----- Input material

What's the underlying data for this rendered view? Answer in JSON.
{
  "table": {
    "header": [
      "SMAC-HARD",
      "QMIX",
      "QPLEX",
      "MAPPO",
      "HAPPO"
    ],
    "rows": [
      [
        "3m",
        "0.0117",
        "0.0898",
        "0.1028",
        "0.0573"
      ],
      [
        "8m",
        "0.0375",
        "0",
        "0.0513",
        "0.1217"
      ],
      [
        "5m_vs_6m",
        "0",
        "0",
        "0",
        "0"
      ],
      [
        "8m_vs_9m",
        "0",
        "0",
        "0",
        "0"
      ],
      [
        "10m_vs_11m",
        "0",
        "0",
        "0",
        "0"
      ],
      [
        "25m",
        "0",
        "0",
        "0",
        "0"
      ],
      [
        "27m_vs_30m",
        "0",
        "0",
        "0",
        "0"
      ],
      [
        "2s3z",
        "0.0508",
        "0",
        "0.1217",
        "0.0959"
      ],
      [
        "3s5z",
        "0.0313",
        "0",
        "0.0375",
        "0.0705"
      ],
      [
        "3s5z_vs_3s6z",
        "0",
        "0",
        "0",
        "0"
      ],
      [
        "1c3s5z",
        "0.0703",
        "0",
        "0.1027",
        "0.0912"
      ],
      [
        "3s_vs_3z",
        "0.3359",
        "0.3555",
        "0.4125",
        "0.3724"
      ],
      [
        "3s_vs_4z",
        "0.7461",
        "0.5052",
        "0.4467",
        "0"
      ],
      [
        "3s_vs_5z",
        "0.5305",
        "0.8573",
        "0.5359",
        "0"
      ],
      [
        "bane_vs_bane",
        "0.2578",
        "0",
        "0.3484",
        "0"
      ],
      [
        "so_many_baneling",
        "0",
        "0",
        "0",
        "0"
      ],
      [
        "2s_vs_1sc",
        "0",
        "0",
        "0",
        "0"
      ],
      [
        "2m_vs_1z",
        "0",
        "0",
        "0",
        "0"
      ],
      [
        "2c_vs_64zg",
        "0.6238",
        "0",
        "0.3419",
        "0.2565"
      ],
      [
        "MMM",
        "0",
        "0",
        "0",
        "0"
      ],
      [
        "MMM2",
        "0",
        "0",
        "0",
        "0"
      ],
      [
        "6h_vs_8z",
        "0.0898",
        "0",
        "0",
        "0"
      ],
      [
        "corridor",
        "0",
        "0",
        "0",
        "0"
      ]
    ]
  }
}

----------

Set exercise: Return the listing above in full, character for character.

Output of the task:
What's the underlying data for this rendered view? Answer in JSON.
{
  "table": {
    "header": [
      "SMAC-HARD",
      "QMIX",
      "QPLEX",
      "MAPPO",
      "HAPPO"
    ],
    "rows": [
      [
        "3m",
        "0.0117",
        "0.0898",
        "0.1028",
        "0.0573"
      ],
      [
        "8m",
        "0.0375",
        "0",
        "0.0513",
        "0.1217"
      ],
      [
        "5m_vs_6m",
        "0",
        "0",
        "0",
        "0"
      ],
      [
        "8m_vs_9m",
        "0",
        "0",
        "0",
        "0"
      ],
      [
        "10m_vs_11m",
        "0",
        "0",
        "0",
        "0"
      ],
      [
        "25m",
        "0",
        "0",
        "0",
        "0"
      ],
      [
        "27m_vs_30m",
        "0",
        "0",
        "0",
        "0"
      ],
      [
        "2s3z",
        "0.0508",
        "0",
        "0.1217",
        "0.0959"
      ],
      [
        "3s5z",
        "0.0313",
        "0",
        "0.0375",
        "0.0705"
      ],
      [
        "3s5z_vs_3s6z",
        "0",
        "0",
        "0",
        "0"
      ],
      [
        "1c3s5z",
        "0.0703",
        "0",
        "0.1027",
        "0.0912"
      ],
      [
        "3s_vs_3z",
        "0.3359",
        "0.3555",
        "0.4125",
        "0.3724"
      ],
      [
        "3s_vs_4z",
        "0.7461",
        "0.5052",
        "0.4467",
        "0"
      ],
      [
        "3s_vs_5z",
        "0.5305",
        "0.8573",
        "0.5359",
        "0"
      ],
      [
        "bane_vs_bane",
        "0.2578",
        "0",
        "0.3484",
        "0"
      ],
      [
        "so_many_baneling",
        "0",
        "0",
        "0",
        "0"
      ],
      [
        "2s_vs_1sc",
        "0",
        "0",
        "0",
        "0"
      ],
      [
        "2m_vs_1z",
        "0",
        "0",
        "0",
        "0"
      ],
      [
        "2c_vs_64zg",
        "0.6238",
        "0",
        "0.3419",
        "0.2565"
      ],
      [
        "MMM",
        "0",
        "0",
        "0",
        "0"
      ],
      [
        "MMM2",
        "0",
        "0",
        "0",
        "0"
      ],
      [
        "6h_vs_8z",
        "0.0898",
        "0",
        "0",
        "0"
      ],
      [
        "corridor",
        "0",
        "0",
        "0",
        "0"
      ]
    ]
  }
}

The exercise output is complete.